EXERCISE REQUIREMENTS – Locate the string "icon" throughout the material and copy every line in which it occurs.

-- BEGIN RECORD EXCERPTS --

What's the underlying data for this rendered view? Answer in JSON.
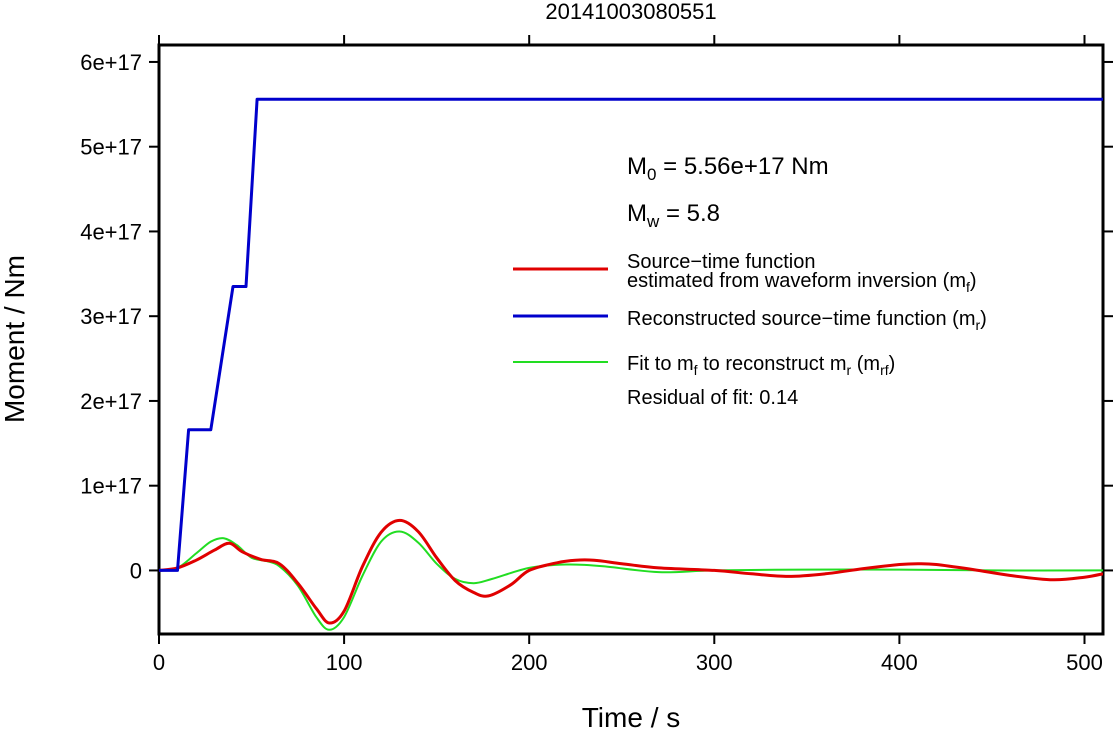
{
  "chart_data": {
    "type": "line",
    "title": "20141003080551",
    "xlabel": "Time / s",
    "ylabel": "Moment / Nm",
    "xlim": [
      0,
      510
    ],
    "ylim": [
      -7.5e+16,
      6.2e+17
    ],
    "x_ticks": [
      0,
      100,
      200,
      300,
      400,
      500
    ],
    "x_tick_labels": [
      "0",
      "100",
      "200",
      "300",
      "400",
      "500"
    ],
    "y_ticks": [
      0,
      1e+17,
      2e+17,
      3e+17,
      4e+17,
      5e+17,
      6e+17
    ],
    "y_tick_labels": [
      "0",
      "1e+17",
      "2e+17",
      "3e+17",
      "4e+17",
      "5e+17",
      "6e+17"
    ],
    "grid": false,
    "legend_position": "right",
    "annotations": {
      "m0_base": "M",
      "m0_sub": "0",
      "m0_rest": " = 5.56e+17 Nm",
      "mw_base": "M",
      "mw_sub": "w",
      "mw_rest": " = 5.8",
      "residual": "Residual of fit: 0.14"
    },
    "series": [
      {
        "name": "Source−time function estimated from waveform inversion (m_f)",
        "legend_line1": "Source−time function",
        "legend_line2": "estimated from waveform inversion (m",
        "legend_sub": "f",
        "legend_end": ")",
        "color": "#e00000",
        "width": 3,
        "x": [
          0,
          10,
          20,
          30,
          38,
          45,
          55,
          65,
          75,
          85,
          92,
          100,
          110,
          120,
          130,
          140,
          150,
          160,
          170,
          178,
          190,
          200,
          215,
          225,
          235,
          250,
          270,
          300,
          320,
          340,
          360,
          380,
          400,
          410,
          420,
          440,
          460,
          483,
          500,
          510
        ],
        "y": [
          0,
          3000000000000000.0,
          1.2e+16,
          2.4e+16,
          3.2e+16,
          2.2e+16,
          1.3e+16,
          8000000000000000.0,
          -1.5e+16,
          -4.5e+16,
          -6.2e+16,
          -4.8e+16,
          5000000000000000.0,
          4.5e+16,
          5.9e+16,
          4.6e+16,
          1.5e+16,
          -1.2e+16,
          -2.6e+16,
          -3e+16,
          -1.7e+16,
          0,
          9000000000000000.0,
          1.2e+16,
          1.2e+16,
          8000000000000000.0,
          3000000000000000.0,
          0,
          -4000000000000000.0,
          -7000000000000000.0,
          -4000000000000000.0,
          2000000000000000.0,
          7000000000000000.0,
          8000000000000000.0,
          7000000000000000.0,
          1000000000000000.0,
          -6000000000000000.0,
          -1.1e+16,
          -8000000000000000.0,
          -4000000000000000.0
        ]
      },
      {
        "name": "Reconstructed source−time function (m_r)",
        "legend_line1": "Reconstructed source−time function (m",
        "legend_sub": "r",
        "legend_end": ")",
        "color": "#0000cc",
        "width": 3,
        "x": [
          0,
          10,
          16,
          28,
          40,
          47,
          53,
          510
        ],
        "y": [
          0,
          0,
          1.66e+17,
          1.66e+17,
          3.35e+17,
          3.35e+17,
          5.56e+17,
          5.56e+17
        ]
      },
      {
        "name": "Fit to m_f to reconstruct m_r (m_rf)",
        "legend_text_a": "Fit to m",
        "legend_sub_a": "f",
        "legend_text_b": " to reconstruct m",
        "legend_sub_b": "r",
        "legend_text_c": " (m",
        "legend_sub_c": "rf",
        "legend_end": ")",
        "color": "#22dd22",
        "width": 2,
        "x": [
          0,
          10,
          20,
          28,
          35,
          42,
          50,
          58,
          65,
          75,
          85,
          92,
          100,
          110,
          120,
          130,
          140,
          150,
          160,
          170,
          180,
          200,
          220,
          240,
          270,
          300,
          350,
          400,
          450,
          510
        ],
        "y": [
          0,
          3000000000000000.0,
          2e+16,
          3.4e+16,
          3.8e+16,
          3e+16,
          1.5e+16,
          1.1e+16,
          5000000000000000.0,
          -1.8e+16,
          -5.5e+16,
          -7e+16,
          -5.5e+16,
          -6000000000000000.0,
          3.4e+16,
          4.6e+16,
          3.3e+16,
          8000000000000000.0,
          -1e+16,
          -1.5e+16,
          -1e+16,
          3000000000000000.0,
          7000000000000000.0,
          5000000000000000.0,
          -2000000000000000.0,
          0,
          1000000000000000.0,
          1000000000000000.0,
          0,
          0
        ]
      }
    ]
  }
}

-- END RECORD EXCERPTS --
-- BEGIN RECORD EXCERPTS --

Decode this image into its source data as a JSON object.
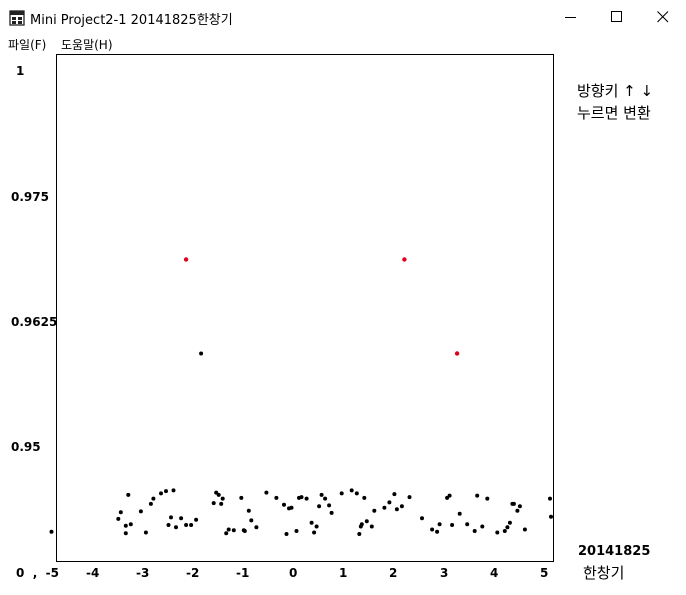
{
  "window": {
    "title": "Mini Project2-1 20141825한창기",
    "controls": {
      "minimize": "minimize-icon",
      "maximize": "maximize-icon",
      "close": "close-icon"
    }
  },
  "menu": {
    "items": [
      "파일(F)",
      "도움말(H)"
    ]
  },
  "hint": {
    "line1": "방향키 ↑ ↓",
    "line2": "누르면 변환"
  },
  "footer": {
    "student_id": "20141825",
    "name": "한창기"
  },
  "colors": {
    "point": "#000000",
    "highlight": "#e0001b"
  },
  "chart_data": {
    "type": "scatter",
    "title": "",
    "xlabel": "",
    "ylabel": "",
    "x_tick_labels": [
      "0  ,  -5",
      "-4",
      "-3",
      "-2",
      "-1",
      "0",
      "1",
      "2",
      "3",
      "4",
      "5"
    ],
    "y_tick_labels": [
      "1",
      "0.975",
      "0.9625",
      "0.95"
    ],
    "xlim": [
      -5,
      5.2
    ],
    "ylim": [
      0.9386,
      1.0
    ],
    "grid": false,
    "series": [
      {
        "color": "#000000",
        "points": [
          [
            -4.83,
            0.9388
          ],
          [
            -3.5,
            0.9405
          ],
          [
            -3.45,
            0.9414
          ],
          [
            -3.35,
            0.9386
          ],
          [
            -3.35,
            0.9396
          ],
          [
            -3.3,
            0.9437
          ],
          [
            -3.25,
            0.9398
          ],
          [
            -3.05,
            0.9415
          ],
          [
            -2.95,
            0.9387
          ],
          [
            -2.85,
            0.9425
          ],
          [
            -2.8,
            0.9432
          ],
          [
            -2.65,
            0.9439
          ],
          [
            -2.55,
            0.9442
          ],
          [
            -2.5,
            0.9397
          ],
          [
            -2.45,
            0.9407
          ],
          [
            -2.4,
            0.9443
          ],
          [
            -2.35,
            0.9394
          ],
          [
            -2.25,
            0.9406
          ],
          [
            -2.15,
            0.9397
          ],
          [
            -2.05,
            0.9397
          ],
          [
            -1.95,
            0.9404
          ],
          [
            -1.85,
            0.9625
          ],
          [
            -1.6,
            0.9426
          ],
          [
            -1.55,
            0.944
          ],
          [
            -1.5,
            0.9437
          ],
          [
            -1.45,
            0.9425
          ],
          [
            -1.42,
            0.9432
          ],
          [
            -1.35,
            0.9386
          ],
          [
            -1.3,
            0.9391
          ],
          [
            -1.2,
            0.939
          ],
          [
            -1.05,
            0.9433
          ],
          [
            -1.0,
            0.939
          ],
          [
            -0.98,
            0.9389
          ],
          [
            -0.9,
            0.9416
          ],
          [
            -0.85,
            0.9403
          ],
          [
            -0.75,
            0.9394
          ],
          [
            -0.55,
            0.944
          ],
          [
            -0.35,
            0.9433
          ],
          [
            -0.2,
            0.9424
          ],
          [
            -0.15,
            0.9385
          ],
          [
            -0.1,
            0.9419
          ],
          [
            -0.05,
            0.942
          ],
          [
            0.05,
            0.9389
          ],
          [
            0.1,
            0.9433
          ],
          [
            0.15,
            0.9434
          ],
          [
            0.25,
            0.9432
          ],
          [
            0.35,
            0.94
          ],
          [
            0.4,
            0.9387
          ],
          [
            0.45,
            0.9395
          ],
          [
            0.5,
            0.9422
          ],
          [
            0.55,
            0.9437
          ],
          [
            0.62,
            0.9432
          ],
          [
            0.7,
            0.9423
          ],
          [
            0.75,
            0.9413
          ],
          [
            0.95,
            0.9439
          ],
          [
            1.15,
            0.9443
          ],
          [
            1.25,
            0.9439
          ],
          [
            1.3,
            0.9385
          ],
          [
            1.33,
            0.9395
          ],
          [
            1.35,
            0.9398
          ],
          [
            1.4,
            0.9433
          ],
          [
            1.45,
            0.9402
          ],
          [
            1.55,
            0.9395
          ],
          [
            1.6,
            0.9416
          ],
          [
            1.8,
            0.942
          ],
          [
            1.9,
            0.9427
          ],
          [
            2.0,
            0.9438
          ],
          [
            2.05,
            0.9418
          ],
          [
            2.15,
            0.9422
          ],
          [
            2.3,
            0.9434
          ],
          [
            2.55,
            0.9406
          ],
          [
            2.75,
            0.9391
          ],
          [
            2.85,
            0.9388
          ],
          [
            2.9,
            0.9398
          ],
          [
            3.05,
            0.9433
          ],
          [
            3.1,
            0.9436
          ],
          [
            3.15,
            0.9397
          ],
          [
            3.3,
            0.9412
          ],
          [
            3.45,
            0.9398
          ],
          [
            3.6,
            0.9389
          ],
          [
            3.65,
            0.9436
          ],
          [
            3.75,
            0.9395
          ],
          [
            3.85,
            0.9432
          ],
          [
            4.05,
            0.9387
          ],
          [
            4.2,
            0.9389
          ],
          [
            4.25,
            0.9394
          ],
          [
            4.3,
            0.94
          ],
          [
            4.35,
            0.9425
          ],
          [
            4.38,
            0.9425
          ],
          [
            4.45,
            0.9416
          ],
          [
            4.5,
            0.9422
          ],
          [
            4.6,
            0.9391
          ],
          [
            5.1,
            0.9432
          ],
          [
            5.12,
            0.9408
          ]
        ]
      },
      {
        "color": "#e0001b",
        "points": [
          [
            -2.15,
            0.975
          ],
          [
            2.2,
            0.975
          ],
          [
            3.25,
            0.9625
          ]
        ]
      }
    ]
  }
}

-- END RECORD EXCERPTS --

SOLUTION TO THIS TASK –
      "minimize": "minimize-icon",
      "maximize": "maximize-icon",
      "close": "close-icon"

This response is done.